▶ **Required work**
Do these statements agree with the Dyad article? (a) Dyad can work offline if it uses Ollama or LM Studio. (b) Version 1.2.0 came out a week before the post. (c) MCP servers are added to Dyad through a command-line tool. Answer each yes or no, and quote the words of the article that decide it.

══ Extracted text

Q: Can I bring my own model? A: Yes. Dyad supports OpenAI, Anthropic, Google Gemini, and any OpenAI-compatible endpoint. Ollama and LM Studio work locally. The exact model list lives in Settings -> AI Models and you can add custom ones.
Q: Does Dyad work offline? A: Only with a local model (Ollama or LM Studio). Cloud providers require internet access. The Electron app itself runs fully offline; only the inference calls need connectivity.
Q: What happens to my code if Dyad shuts down?
A: Nothing. Your code lives in a regular directory on your disk. The next day, next year, or five years from now, you can cd into the directory and run it. There’s no proprietary runtime to maintain.
Q: Is the Pro tier worth it? A: Pro adds Smart Context (smaller-model ranking for big codebases), Pro modes (more agentic), and encrypted API key storage. For one-off prototypes the open-source build is plenty. For larger apps where context quality matters, Pro is a reasonable upgrade at the listed price.
Q: Why not just use Lovable or v0? A: If you’re fine with your app living in a vendor cloud, paying per-prompt, and not being able to run the code locally without copying it out, those tools work fine. Dyad is for users who want local execution, BYOK, and full code export without paying subscription fees per generation.
Q: Does it support MCP? A: Yes. MCP server support is in the current release (the maintainer has been actively adding it). Add any MCP server from the Settings panel and its tools become available to the model inside Dyad chat.
Q: Is it production-ready? A: For prototypes and small apps, yes. For enterprise production, treat the output like output from any junior engineer: review it, test it, refactor it before shipping. The 20K stars and active release cadence (v1.2.0 dropped a day before this post) suggest a healthy project, but it’s a single maintainer’s focus area, not a Fortune 500 vendor.
Conclusion
Dyad is the strongest open-source answer to Lovable/v0/Bolt right now. The local-first execution, BYOK model support, and clean code export solve the most common complaint about cloud AI app builders: lock-in. With 20K stars, weekly releases, and a maintainer actively shipping MCP and Pro features, it’s a credible option for developers who want to build apps with AI but keep control of their code and their costs.
The trade-off is the agentic loop. If you need Cursor-style multi-step reasoning across a large codebase, Dyad’s cost-conscious design feels limiting. For greenfield apps under a few thousand lines, it’s hard to beat a free, local, open-source tool that gets out of your way.

════
══ Data for review

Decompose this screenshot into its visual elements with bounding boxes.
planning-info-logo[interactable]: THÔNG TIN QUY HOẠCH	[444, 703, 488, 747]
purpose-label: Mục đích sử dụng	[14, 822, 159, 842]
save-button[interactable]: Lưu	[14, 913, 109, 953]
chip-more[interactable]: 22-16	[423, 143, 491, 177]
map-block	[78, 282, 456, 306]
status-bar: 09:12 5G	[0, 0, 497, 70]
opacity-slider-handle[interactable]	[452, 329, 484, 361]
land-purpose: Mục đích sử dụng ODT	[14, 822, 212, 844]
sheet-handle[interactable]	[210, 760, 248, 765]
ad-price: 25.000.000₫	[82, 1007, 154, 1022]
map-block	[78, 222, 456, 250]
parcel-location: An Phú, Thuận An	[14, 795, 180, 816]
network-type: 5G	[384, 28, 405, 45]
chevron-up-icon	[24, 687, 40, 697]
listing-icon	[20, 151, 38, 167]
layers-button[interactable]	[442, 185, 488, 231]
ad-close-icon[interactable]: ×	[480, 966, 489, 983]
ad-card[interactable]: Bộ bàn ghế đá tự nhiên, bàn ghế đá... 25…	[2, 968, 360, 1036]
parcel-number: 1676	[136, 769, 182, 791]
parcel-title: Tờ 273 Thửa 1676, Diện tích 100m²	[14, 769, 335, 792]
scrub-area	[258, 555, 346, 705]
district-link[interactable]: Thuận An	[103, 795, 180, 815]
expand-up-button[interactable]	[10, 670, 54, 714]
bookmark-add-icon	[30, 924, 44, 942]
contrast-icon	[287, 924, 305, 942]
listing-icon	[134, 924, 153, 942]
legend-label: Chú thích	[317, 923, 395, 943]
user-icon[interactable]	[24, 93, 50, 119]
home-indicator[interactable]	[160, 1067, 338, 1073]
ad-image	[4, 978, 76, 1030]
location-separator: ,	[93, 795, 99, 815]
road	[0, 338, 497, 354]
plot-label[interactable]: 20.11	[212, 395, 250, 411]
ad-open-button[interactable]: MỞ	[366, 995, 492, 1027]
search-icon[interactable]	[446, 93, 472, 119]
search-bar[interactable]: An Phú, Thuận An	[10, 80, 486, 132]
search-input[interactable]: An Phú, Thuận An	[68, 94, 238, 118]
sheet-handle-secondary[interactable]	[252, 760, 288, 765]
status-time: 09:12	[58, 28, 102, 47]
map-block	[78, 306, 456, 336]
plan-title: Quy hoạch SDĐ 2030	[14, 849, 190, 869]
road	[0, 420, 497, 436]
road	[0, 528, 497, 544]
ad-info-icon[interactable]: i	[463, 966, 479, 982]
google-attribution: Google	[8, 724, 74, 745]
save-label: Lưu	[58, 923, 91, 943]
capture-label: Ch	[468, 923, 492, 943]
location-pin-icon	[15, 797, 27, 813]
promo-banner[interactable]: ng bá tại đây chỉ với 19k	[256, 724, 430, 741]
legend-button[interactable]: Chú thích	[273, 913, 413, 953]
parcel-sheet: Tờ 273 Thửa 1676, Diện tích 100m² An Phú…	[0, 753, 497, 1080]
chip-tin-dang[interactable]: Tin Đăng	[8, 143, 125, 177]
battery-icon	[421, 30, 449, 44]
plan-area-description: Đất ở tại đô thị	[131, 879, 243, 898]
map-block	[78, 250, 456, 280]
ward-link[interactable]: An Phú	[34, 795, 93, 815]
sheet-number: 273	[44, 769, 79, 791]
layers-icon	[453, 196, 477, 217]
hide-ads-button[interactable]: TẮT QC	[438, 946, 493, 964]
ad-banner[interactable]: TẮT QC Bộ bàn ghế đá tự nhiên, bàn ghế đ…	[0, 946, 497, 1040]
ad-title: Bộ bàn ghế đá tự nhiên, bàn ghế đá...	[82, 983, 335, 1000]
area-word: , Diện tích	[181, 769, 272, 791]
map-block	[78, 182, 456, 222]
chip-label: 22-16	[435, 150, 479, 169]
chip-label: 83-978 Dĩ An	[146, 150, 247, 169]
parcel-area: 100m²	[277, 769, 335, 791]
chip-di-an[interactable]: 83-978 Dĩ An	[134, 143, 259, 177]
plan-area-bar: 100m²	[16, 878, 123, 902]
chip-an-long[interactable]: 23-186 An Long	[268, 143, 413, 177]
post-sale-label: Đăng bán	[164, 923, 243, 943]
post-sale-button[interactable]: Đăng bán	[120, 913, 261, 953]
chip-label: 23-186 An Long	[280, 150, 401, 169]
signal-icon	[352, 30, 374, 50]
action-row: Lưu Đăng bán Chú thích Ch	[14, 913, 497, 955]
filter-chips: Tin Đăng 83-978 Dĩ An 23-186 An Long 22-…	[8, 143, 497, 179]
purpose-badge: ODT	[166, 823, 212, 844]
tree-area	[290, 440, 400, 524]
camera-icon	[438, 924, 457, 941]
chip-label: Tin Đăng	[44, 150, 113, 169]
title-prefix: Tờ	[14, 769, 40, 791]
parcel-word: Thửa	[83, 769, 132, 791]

════

▶ **Output for this exercise**
(a) Yes: "Only with a local model (Ollama or LM Studio)."
(b) No: "v1.2.0 dropped a day before this post"
(c) No: "Add any MCP server from the Settings panel"